### DATA SUPPLIED
__________
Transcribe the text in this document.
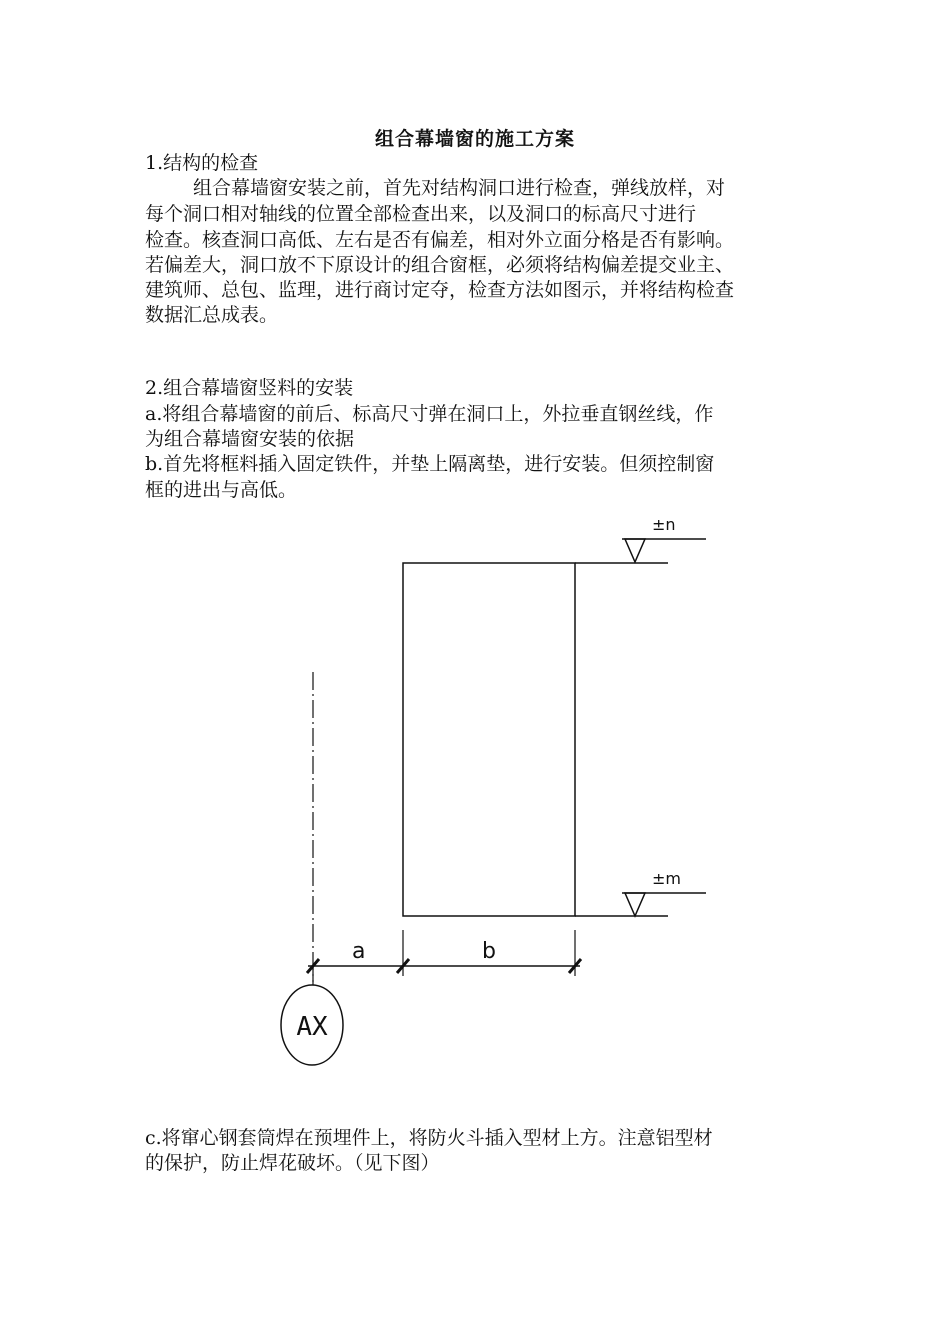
组合幕墙窗的施工方案
1.结构的检查
组合幕墙窗安装之前，首先对结构洞口进行检查，弹线放样，对
每个洞口相对轴线的位置全部检查出来，以及洞口的标高尺寸进行
检查。核查洞口高低、左右是否有偏差，相对外立面分格是否有影响。
若偏差大，洞口放不下原设计的组合窗框，必须将结构偏差提交业主、
建筑师、总包、监理，进行商讨定夺，检查方法如图示，并将结构检查
数据汇总成表。
2.组合幕墙窗竖料的安装
a.将组合幕墙窗的前后、标高尺寸弹在洞口上，外拉垂直钢丝线，作
为组合幕墙窗安装的依据
b.首先将框料插入固定铁件，并垫上隔离垫，进行安装。但须控制窗
框的进出与高低。
±n
±m
a	b
AX
c.将窜心钢套筒焊在预埋件上，将防火斗插入型材上方。注意铝型材
的保护，防止焊花破坏。（见下图）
__________
### TASK TO CARRY OUT
Your task is an exact transcription of all the data, minus the pictures.

### ANSWER IN FULL
Transcribe the text in this document.
组合幕墙窗的施工方案
1.结构的检查
组合幕墙窗安装之前，首先对结构洞口进行检查，弹线放样，对
每个洞口相对轴线的位置全部检查出来，以及洞口的标高尺寸进行
检查。核查洞口高低、左右是否有偏差，相对外立面分格是否有影响。
若偏差大，洞口放不下原设计的组合窗框，必须将结构偏差提交业主、
建筑师、总包、监理，进行商讨定夺，检查方法如图示，并将结构检查
数据汇总成表。
2.组合幕墙窗竖料的安装
a.将组合幕墙窗的前后、标高尺寸弹在洞口上，外拉垂直钢丝线，作
为组合幕墙窗安装的依据
b.首先将框料插入固定铁件，并垫上隔离垫，进行安装。但须控制窗
框的进出与高低。
±n
±m
a	b
AX
c.将窜心钢套筒焊在预埋件上，将防火斗插入型材上方。注意铝型材
的保护，防止焊花破坏。（见下图）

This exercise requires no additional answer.